What is fascinating about a genealogy, however, as anyone knows who has ever attempted a family tree, is the speed with which it sprouts branches and twigs, endless varieties of great-aunts, stepbrothers-in-law, and third cousins twice removed. Nothing like a line—straight or crooked—a family tree merges complex systems at every reproductive node, and these mergers result in multiple descendants open to their own future mergers. Equally compelling, however, is what any reconstituted genealogy hides and excludes.

(Engelstein 6)

In February 2017, an international group of scholars gathered at the University of Otago in Dunedin, New Zealand, for the symposium, "Family Ties: Literary Kinship and Creative Production in Nineteenth-Century Britain," organized by Ruth Knezevich and me. This special issue of Victorians Journal features essays stemming from the symposium's explorations of a variety of literary and artistic families. The essays offer a range of approaches to and interpretations of kinship, familial influence, and artistic creation in the long nineteenth century. What largely links them all is the idea that close attention to the family ties of artists and writers, and the influence of family ties on artistic production, are fruitful and overlooked areas for nineteenth-century scholarship.

> **Set problem 1**
Update the part of the entries that opens with the first entry line and closes with the line containing "data-point bbox=[806, 321, 815, 329]", changing "y-tick-label" to "y tick label" and leaving everything else as it is.

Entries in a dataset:
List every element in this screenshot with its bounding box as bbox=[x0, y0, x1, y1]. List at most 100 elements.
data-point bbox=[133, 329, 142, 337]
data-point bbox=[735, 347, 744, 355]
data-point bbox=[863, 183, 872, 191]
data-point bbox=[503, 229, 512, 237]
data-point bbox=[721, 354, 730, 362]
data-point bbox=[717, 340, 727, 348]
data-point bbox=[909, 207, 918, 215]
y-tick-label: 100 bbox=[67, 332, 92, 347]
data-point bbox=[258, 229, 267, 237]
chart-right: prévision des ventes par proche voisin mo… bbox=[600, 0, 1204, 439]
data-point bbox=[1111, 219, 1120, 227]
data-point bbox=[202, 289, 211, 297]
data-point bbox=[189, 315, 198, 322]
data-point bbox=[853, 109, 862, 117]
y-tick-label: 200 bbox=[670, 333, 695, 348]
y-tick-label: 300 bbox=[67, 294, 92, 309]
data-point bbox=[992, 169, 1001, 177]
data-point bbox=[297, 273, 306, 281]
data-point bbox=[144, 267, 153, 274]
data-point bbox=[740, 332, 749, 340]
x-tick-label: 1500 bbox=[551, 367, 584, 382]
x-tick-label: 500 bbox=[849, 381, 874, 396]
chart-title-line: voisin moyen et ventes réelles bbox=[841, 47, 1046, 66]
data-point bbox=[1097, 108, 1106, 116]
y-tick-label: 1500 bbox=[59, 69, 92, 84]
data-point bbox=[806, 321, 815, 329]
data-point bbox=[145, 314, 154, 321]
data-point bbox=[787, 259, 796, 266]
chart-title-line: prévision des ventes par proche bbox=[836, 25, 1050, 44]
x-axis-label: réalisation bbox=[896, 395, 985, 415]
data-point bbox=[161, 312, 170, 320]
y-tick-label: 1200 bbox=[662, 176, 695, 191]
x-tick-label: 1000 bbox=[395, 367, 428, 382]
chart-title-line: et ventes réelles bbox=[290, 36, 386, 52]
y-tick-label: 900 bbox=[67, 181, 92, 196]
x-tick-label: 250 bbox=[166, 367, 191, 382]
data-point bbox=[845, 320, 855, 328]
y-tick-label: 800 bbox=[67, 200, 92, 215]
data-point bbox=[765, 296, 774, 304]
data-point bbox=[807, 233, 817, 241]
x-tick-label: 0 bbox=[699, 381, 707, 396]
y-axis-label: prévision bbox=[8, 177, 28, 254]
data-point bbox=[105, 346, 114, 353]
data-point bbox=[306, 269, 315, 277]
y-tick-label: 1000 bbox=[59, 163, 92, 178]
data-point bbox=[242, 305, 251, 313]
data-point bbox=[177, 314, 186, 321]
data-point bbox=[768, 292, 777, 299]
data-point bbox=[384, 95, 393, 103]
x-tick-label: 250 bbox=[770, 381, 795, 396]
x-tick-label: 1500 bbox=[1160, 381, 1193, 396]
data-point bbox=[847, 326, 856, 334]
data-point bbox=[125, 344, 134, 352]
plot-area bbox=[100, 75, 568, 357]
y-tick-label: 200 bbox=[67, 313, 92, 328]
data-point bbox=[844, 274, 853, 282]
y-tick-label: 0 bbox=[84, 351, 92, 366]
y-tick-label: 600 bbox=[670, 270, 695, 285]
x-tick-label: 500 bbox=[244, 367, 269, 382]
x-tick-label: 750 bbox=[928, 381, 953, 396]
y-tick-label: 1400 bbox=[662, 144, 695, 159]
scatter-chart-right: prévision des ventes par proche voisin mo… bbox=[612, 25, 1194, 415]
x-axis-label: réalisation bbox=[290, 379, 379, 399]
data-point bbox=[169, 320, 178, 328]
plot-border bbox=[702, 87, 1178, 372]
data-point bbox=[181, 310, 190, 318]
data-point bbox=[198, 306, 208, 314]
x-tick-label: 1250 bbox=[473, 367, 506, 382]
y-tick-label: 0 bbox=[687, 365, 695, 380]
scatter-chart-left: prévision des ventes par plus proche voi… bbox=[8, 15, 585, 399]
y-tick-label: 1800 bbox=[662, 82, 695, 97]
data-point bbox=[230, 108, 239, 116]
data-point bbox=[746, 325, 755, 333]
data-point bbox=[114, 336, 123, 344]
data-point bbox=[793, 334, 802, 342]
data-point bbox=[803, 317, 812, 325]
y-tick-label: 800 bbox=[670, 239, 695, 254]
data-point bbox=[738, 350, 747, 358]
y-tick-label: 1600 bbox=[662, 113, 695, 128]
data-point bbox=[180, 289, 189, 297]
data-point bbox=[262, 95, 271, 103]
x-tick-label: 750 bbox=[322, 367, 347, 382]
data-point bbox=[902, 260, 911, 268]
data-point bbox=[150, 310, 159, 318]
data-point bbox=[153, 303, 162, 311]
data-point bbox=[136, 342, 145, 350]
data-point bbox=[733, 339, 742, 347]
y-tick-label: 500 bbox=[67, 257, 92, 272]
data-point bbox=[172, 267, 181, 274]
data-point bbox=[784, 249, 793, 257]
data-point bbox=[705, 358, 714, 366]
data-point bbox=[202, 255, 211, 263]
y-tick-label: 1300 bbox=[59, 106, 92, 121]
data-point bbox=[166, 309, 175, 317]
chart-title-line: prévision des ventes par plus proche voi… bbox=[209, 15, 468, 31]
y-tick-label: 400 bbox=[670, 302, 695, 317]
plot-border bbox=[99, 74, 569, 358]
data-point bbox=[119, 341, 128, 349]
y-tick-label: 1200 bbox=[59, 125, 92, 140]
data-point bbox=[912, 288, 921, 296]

> **Set problem 2**
Condense the paragraph of the excerpt that begins "In February 2017" into a shorter version that keeps its main facts.

> **Task output 1**
List every element in this screenshot with its bounding box as bbox=[x0, y0, x1, y1]. List at most 100 elements.
data-point bbox=[133, 329, 142, 337]
data-point bbox=[735, 347, 744, 355]
data-point bbox=[863, 183, 872, 191]
data-point bbox=[503, 229, 512, 237]
data-point bbox=[721, 354, 730, 362]
data-point bbox=[717, 340, 727, 348]
data-point bbox=[909, 207, 918, 215]
y tick label: 100 bbox=[67, 332, 92, 347]
data-point bbox=[258, 229, 267, 237]
chart-right: prévision des ventes par proche voisin mo… bbox=[600, 0, 1204, 439]
data-point bbox=[1111, 219, 1120, 227]
data-point bbox=[202, 289, 211, 297]
data-point bbox=[189, 315, 198, 322]
data-point bbox=[853, 109, 862, 117]
y tick label: 200 bbox=[670, 333, 695, 348]
y tick label: 300 bbox=[67, 294, 92, 309]
data-point bbox=[992, 169, 1001, 177]
data-point bbox=[297, 273, 306, 281]
data-point bbox=[144, 267, 153, 274]
data-point bbox=[740, 332, 749, 340]
x-tick-label: 1500 bbox=[551, 367, 584, 382]
x-tick-label: 500 bbox=[849, 381, 874, 396]
chart-title-line: voisin moyen et ventes réelles bbox=[841, 47, 1046, 66]
data-point bbox=[1097, 108, 1106, 116]
y tick label: 1500 bbox=[59, 69, 92, 84]
data-point bbox=[806, 321, 815, 329]

> **Task output 2**
In February 2017, scholars from several countries met at the University of Otago in Dunedin, New Zealand, for "Family Ties: Literary Kinship and Creative Production in Nineteenth-Century Britain," a symposium organized by Ruth Knezevich and the writer. This special issue of Victorians Journal collects essays from that event on literary and artistic families. The essays take varied approaches to kinship, family influence, and artistic creation in the long nineteenth century. Their shared view is that the family ties of artists and writers, and the way those ties shape their work, are rewarding but overlooked subjects for nineteenth-century scholarship.